*** Input

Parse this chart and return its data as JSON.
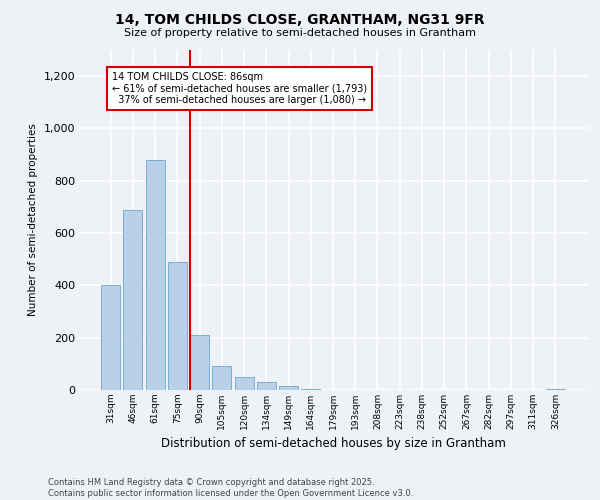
{
  "title_line1": "14, TOM CHILDS CLOSE, GRANTHAM, NG31 9FR",
  "title_line2": "Size of property relative to semi-detached houses in Grantham",
  "xlabel": "Distribution of semi-detached houses by size in Grantham",
  "ylabel": "Number of semi-detached properties",
  "categories": [
    "31sqm",
    "46sqm",
    "61sqm",
    "75sqm",
    "90sqm",
    "105sqm",
    "120sqm",
    "134sqm",
    "149sqm",
    "164sqm",
    "179sqm",
    "193sqm",
    "208sqm",
    "223sqm",
    "238sqm",
    "252sqm",
    "267sqm",
    "282sqm",
    "297sqm",
    "311sqm",
    "326sqm"
  ],
  "values": [
    400,
    690,
    880,
    490,
    210,
    90,
    50,
    30,
    15,
    5,
    0,
    0,
    0,
    0,
    0,
    0,
    0,
    0,
    0,
    0,
    5
  ],
  "bar_color": "#b8d0e8",
  "bar_edge_color": "#7bafd4",
  "ylim": [
    0,
    1300
  ],
  "yticks": [
    0,
    200,
    400,
    600,
    800,
    1000,
    1200
  ],
  "property_label": "14 TOM CHILDS CLOSE: 86sqm",
  "pct_smaller": 61,
  "count_smaller": 1793,
  "pct_larger": 37,
  "count_larger": 1080,
  "vline_color": "#cc0000",
  "annotation_box_color": "#cc0000",
  "background_color": "#eef2f7",
  "grid_color": "#ffffff",
  "footer_line1": "Contains HM Land Registry data © Crown copyright and database right 2025.",
  "footer_line2": "Contains public sector information licensed under the Open Government Licence v3.0.",
  "vline_x": 3.57
}
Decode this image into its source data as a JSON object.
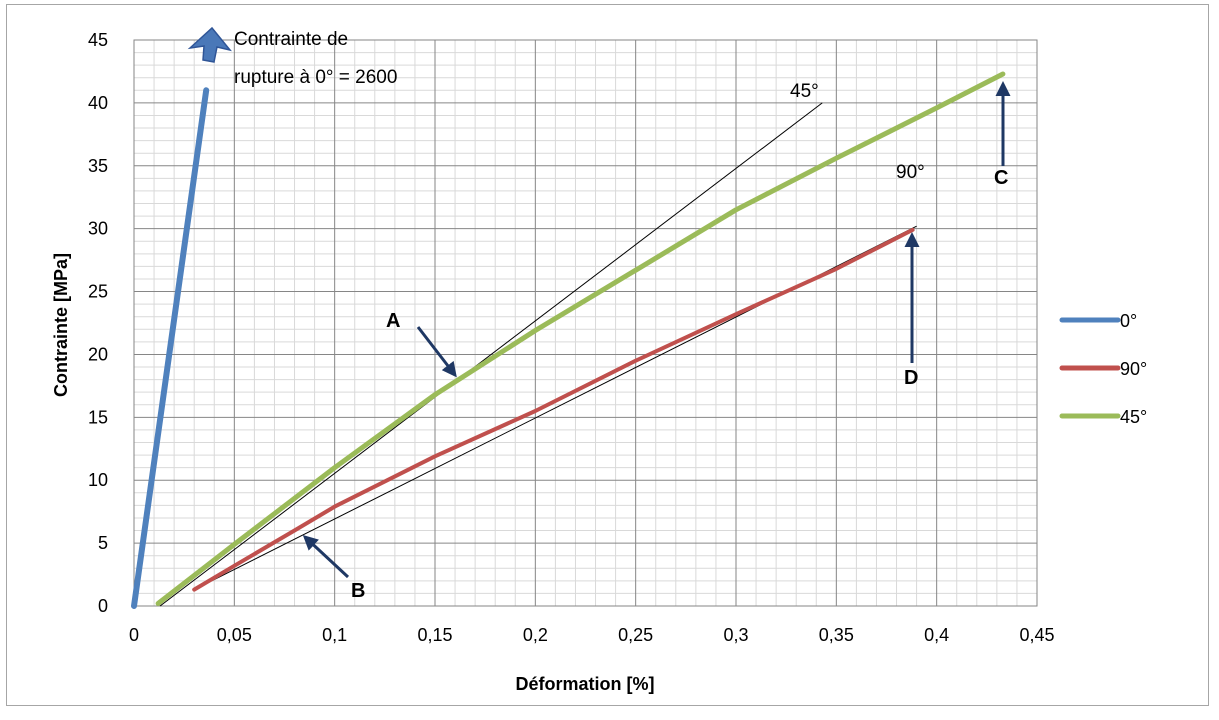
{
  "chart_data": {
    "type": "line",
    "xlabel": "Déformation [%]",
    "ylabel": "Contrainte [MPa]",
    "xlim": [
      0,
      0.45
    ],
    "ylim": [
      0,
      45
    ],
    "x_ticks": [
      "0",
      "0,05",
      "0,1",
      "0,15",
      "0,2",
      "0,25",
      "0,3",
      "0,35",
      "0,4",
      "0,45"
    ],
    "y_ticks": [
      "0",
      "5",
      "10",
      "15",
      "20",
      "25",
      "30",
      "35",
      "40",
      "45"
    ],
    "grid": true,
    "legend_position": "right",
    "series": [
      {
        "name": "0°",
        "color": "#4f81bd",
        "points": [
          [
            0.0,
            0.0
          ],
          [
            0.036,
            41.0
          ]
        ]
      },
      {
        "name": "90°",
        "color": "#c0504d",
        "points": [
          [
            0.03,
            1.3
          ],
          [
            0.05,
            3.2
          ],
          [
            0.08,
            6.0
          ],
          [
            0.1,
            7.9
          ],
          [
            0.15,
            11.9
          ],
          [
            0.2,
            15.5
          ],
          [
            0.25,
            19.5
          ],
          [
            0.3,
            23.2
          ],
          [
            0.35,
            26.8
          ],
          [
            0.388,
            29.9
          ]
        ]
      },
      {
        "name": "45°",
        "color": "#9bbb59",
        "points": [
          [
            0.012,
            0.2
          ],
          [
            0.05,
            4.9
          ],
          [
            0.1,
            11.0
          ],
          [
            0.15,
            16.8
          ],
          [
            0.2,
            21.9
          ],
          [
            0.25,
            26.7
          ],
          [
            0.3,
            31.5
          ],
          [
            0.35,
            35.6
          ],
          [
            0.4,
            39.6
          ],
          [
            0.433,
            42.3
          ]
        ]
      }
    ],
    "tangent_lines": [
      {
        "label": "45°",
        "from": [
          0.013,
          0.0
        ],
        "to": [
          0.343,
          40.0
        ]
      },
      {
        "label": "90°",
        "from": [
          0.03,
          1.3
        ],
        "to": [
          0.39,
          30.2
        ]
      }
    ],
    "annotations": {
      "rupture_text_line1": "Contrainte de",
      "rupture_text_line2": "rupture à 0° = 2600",
      "label_45": "45°",
      "label_90": "90°",
      "label_A": "A",
      "label_B": "B",
      "label_C": "C",
      "label_D": "D"
    }
  }
}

******

Stated task: In the material above, how many lines hold the word "Contrainte"? Say only the number.

Solved exercise: 2